#### [Task statement]
Would you repeat the listing exactly but omit every picture?

#### [Dataset excerpts]
**********

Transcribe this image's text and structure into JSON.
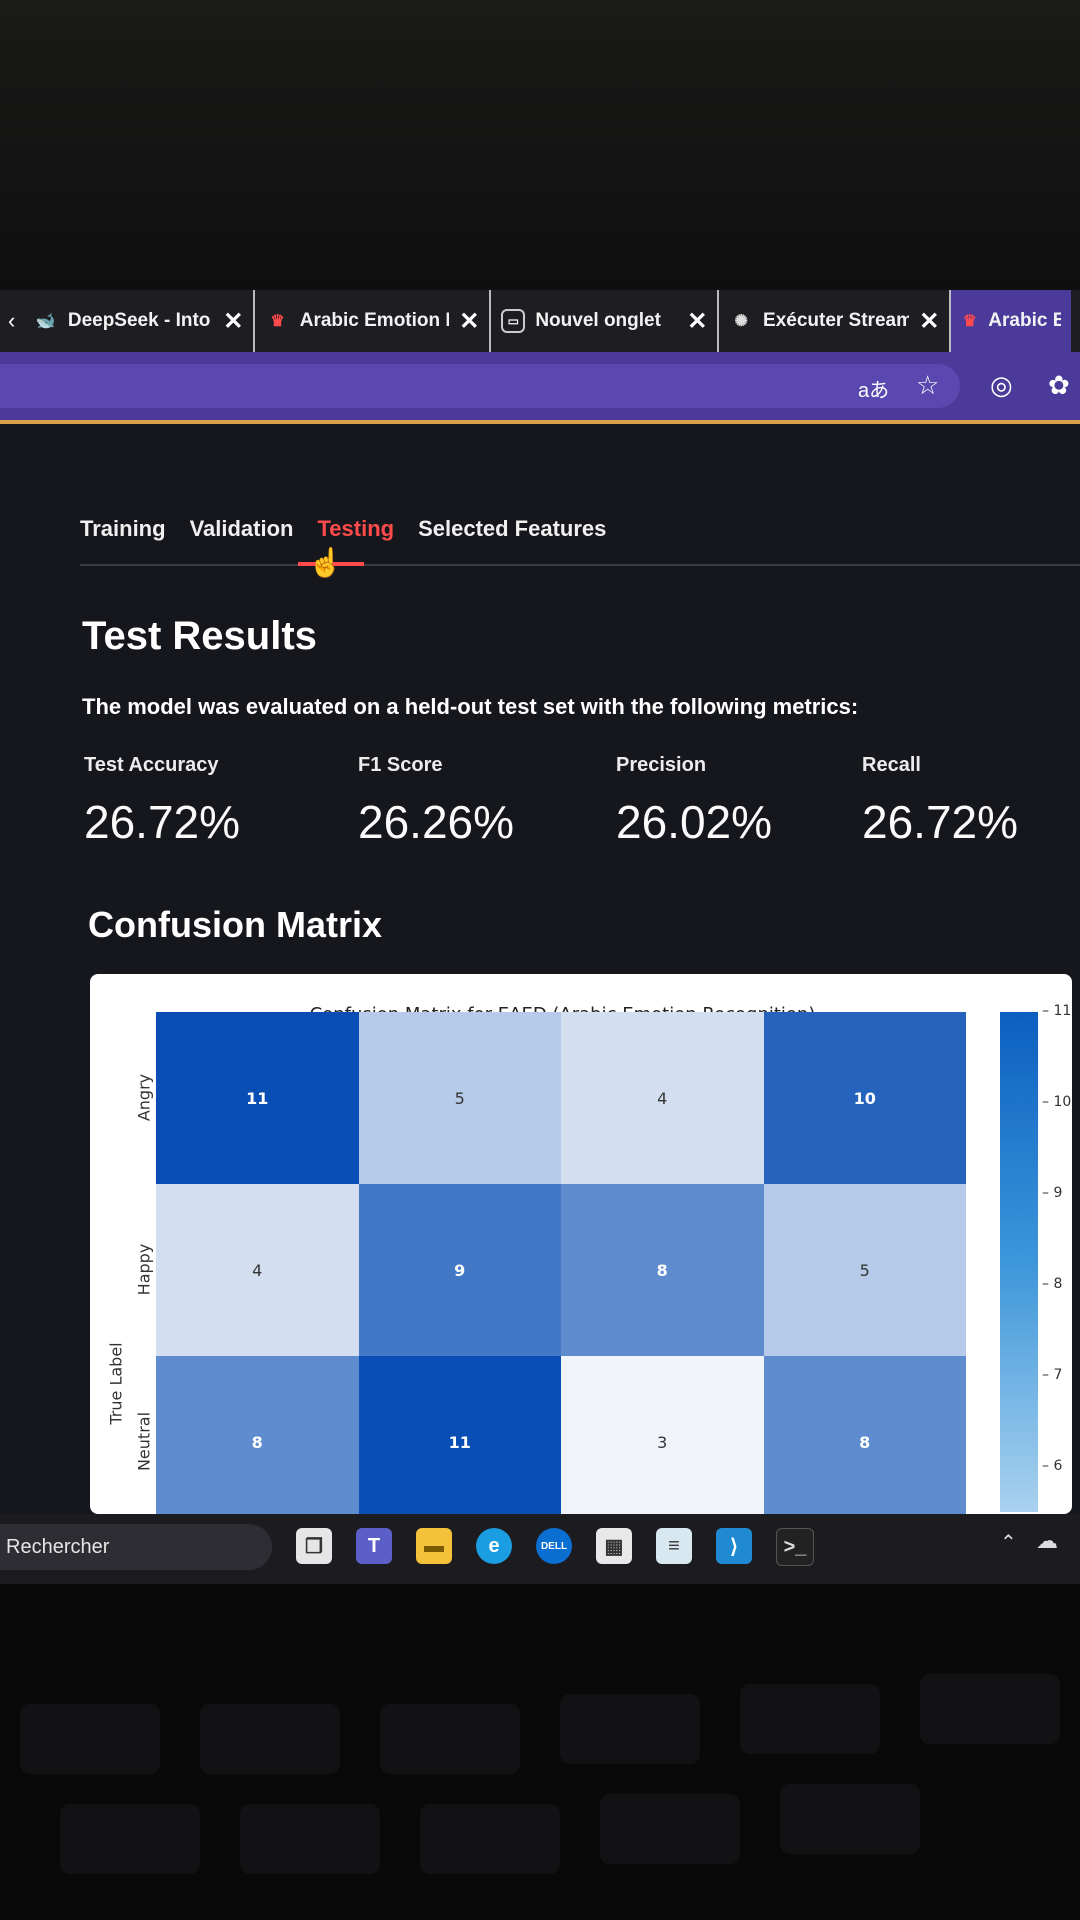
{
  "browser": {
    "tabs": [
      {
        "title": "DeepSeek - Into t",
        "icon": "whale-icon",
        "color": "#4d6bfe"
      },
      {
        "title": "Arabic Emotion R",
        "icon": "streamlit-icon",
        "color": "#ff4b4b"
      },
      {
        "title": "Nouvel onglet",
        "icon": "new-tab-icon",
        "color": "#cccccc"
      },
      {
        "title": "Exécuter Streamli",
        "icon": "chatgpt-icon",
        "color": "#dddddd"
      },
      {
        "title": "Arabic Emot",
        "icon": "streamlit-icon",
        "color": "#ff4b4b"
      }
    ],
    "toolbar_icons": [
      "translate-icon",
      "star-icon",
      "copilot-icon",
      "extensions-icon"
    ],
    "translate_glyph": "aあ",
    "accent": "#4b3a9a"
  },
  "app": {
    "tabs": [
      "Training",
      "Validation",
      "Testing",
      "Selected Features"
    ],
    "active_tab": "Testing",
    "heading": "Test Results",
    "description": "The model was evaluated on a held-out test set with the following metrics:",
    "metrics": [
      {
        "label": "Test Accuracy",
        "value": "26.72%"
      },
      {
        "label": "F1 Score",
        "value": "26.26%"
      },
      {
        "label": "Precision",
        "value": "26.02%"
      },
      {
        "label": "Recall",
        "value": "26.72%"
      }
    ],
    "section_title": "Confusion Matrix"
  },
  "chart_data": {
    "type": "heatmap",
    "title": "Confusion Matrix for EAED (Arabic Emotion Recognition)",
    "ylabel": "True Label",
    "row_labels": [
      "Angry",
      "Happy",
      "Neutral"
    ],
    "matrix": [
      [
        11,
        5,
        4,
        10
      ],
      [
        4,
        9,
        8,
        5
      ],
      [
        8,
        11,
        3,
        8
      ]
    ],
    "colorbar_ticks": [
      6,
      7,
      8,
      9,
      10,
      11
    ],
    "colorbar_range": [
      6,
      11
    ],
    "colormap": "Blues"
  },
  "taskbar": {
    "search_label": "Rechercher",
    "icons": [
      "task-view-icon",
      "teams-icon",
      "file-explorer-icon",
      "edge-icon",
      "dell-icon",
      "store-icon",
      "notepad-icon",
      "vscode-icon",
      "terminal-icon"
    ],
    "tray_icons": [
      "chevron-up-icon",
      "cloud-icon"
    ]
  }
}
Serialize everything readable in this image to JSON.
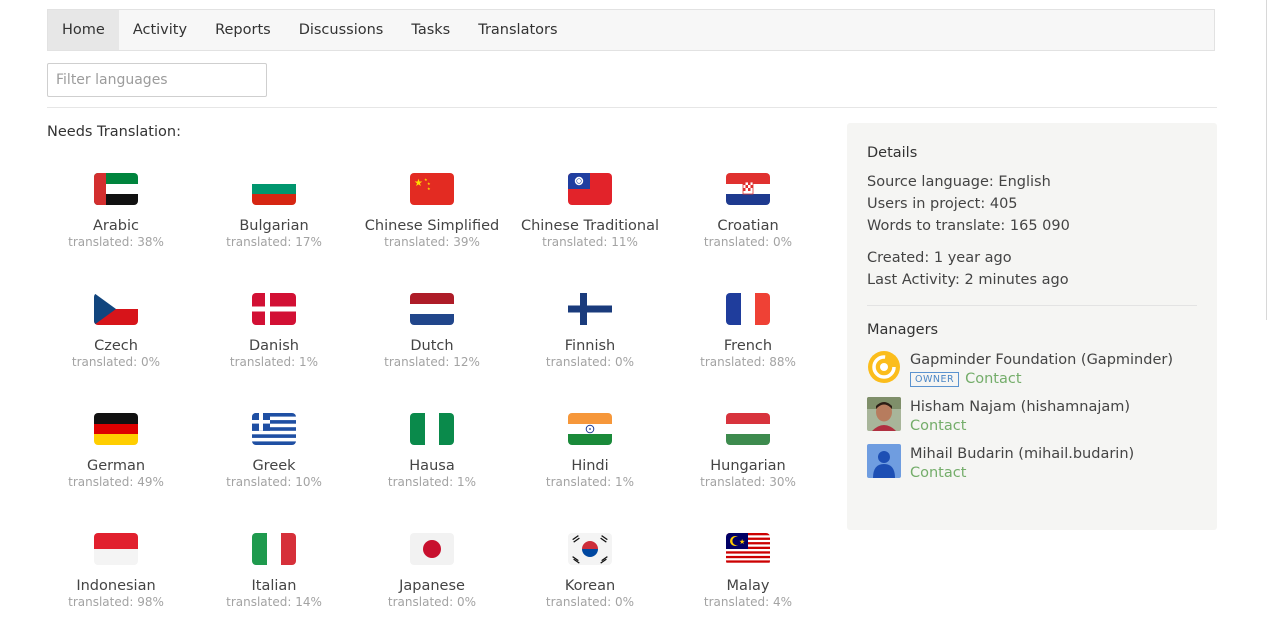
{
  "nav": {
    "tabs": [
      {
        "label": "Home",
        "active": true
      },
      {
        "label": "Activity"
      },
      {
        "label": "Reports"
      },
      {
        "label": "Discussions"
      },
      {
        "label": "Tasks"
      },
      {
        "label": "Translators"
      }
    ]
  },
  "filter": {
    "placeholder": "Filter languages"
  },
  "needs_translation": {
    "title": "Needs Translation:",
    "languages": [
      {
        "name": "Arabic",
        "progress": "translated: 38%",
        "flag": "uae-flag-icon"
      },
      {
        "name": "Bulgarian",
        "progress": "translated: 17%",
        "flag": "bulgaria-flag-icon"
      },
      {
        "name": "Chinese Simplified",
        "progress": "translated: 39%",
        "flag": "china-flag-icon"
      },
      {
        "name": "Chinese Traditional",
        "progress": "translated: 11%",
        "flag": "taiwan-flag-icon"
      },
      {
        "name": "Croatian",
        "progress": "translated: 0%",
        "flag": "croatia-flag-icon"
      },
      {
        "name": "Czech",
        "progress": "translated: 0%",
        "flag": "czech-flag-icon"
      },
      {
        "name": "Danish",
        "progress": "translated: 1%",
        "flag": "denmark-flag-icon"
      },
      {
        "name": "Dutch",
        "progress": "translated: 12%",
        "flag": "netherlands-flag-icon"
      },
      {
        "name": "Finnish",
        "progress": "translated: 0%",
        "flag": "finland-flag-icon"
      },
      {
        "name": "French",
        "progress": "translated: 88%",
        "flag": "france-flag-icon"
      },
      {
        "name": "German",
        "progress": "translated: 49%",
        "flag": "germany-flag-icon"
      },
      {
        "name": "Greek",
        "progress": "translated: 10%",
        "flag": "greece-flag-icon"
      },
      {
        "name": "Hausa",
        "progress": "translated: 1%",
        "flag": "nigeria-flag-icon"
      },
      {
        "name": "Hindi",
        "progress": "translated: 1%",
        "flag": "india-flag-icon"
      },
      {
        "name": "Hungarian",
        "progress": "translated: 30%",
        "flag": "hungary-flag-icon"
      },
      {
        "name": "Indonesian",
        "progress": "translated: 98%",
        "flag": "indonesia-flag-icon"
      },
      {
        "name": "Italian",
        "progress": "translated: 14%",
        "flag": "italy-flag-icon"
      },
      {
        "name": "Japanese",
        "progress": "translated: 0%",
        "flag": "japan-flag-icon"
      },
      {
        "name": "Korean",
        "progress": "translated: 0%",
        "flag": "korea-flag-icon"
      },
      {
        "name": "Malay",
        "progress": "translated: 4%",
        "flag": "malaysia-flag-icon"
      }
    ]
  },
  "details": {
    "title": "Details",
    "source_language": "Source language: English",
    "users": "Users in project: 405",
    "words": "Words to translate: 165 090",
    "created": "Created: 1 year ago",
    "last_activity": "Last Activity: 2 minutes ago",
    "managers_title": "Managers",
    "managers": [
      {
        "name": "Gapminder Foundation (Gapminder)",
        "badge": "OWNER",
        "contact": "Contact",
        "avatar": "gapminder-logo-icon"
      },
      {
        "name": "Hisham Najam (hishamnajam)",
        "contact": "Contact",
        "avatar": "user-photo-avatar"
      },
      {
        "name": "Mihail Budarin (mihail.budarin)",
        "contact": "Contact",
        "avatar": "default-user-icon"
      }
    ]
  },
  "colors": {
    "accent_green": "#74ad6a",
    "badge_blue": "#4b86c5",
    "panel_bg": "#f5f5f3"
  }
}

**********

#### [Expected answer]
Transcribe this image's text and structure into JSON.
{
  "browser": {
    "tabs": [
      {
        "title": "DeepSeek - Into t",
        "icon": "whale-icon",
        "color": "#4d6bfe"
      },
      {
        "title": "Arabic Emotion R",
        "icon": "streamlit-icon",
        "color": "#ff4b4b"
      },
      {
        "title": "Nouvel onglet",
        "icon": "new-tab-icon",
        "color": "#cccccc"
      },
      {
        "title": "Exécuter Streamli",
        "icon": "chatgpt-icon",
        "color": "#dddddd"
      },
      {
        "title": "Arabic Emot",
        "icon": "streamlit-icon",
        "color": "#ff4b4b"
      }
    ],
    "toolbar_icons": [
      "translate-icon",
      "star-icon",
      "copilot-icon",
      "extensions-icon"
    ],
    "translate_glyph": "aあ",
    "accent": "#4b3a9a"
  },
  "app": {
    "tabs": [
      "Training",
      "Validation",
      "Testing",
      "Selected Features"
    ],
    "active_tab": "Testing",
    "heading": "Test Results",
    "description": "The model was evaluated on a held-out test set with the following metrics:",
    "metrics": [
      {
        "label": "Test Accuracy",
        "value": "26.72%"
      },
      {
        "label": "F1 Score",
        "value": "26.26%"
      },
      {
        "label": "Precision",
        "value": "26.02%"
      },
      {
        "label": "Recall",
        "value": "26.72%"
      }
    ],
    "section_title": "Confusion Matrix"
  },
  "chart_data": {
    "type": "heatmap",
    "title": "Confusion Matrix for EAED (Arabic Emotion Recognition)",
    "ylabel": "True Label",
    "row_labels": [
      "Angry",
      "Happy",
      "Neutral"
    ],
    "matrix": [
      [
        11,
        5,
        4,
        10
      ],
      [
        4,
        9,
        8,
        5
      ],
      [
        8,
        11,
        3,
        8
      ]
    ],
    "colorbar_ticks": [
      6,
      7,
      8,
      9,
      10,
      11
    ],
    "colorbar_range": [
      6,
      11
    ],
    "colormap": "Blues"
  },
  "taskbar": {
    "search_label": "Rechercher",
    "icons": [
      "task-view-icon",
      "teams-icon",
      "file-explorer-icon",
      "edge-icon",
      "dell-icon",
      "store-icon",
      "notepad-icon",
      "vscode-icon",
      "terminal-icon"
    ],
    "tray_icons": [
      "chevron-up-icon",
      "cloud-icon"
    ]
  }
}
Serialize everything readable in this image to JSON.
{
  "nav": {
    "tabs": [
      {
        "label": "Home",
        "active": true
      },
      {
        "label": "Activity"
      },
      {
        "label": "Reports"
      },
      {
        "label": "Discussions"
      },
      {
        "label": "Tasks"
      },
      {
        "label": "Translators"
      }
    ]
  },
  "filter": {
    "placeholder": "Filter languages"
  },
  "needs_translation": {
    "title": "Needs Translation:",
    "languages": [
      {
        "name": "Arabic",
        "progress": "translated: 38%",
        "flag": "uae-flag-icon"
      },
      {
        "name": "Bulgarian",
        "progress": "translated: 17%",
        "flag": "bulgaria-flag-icon"
      },
      {
        "name": "Chinese Simplified",
        "progress": "translated: 39%",
        "flag": "china-flag-icon"
      },
      {
        "name": "Chinese Traditional",
        "progress": "translated: 11%",
        "flag": "taiwan-flag-icon"
      },
      {
        "name": "Croatian",
        "progress": "translated: 0%",
        "flag": "croatia-flag-icon"
      },
      {
        "name": "Czech",
        "progress": "translated: 0%",
        "flag": "czech-flag-icon"
      },
      {
        "name": "Danish",
        "progress": "translated: 1%",
        "flag": "denmark-flag-icon"
      },
      {
        "name": "Dutch",
        "progress": "translated: 12%",
        "flag": "netherlands-flag-icon"
      },
      {
        "name": "Finnish",
        "progress": "translated: 0%",
        "flag": "finland-flag-icon"
      },
      {
        "name": "French",
        "progress": "translated: 88%",
        "flag": "france-flag-icon"
      },
      {
        "name": "German",
        "progress": "translated: 49%",
        "flag": "germany-flag-icon"
      },
      {
        "name": "Greek",
        "progress": "translated: 10%",
        "flag": "greece-flag-icon"
      },
      {
        "name": "Hausa",
        "progress": "translated: 1%",
        "flag": "nigeria-flag-icon"
      },
      {
        "name": "Hindi",
        "progress": "translated: 1%",
        "flag": "india-flag-icon"
      },
      {
        "name": "Hungarian",
        "progress": "translated: 30%",
        "flag": "hungary-flag-icon"
      },
      {
        "name": "Indonesian",
        "progress": "translated: 98%",
        "flag": "indonesia-flag-icon"
      },
      {
        "name": "Italian",
        "progress": "translated: 14%",
        "flag": "italy-flag-icon"
      },
      {
        "name": "Japanese",
        "progress": "translated: 0%",
        "flag": "japan-flag-icon"
      },
      {
        "name": "Korean",
        "progress": "translated: 0%",
        "flag": "korea-flag-icon"
      },
      {
        "name": "Malay",
        "progress": "translated: 4%",
        "flag": "malaysia-flag-icon"
      }
    ]
  },
  "details": {
    "title": "Details",
    "source_language": "Source language: English",
    "users": "Users in project: 405",
    "words": "Words to translate: 165 090",
    "created": "Created: 1 year ago",
    "last_activity": "Last Activity: 2 minutes ago",
    "managers_title": "Managers",
    "managers": [
      {
        "name": "Gapminder Foundation (Gapminder)",
        "badge": "OWNER",
        "contact": "Contact",
        "avatar": "gapminder-logo-icon"
      },
      {
        "name": "Hisham Najam (hishamnajam)",
        "contact": "Contact",
        "avatar": "user-photo-avatar"
      },
      {
        "name": "Mihail Budarin (mihail.budarin)",
        "contact": "Contact",
        "avatar": "default-user-icon"
      }
    ]
  },
  "colors": {
    "accent_green": "#74ad6a",
    "badge_blue": "#4b86c5",
    "panel_bg": "#f5f5f3"
  }
}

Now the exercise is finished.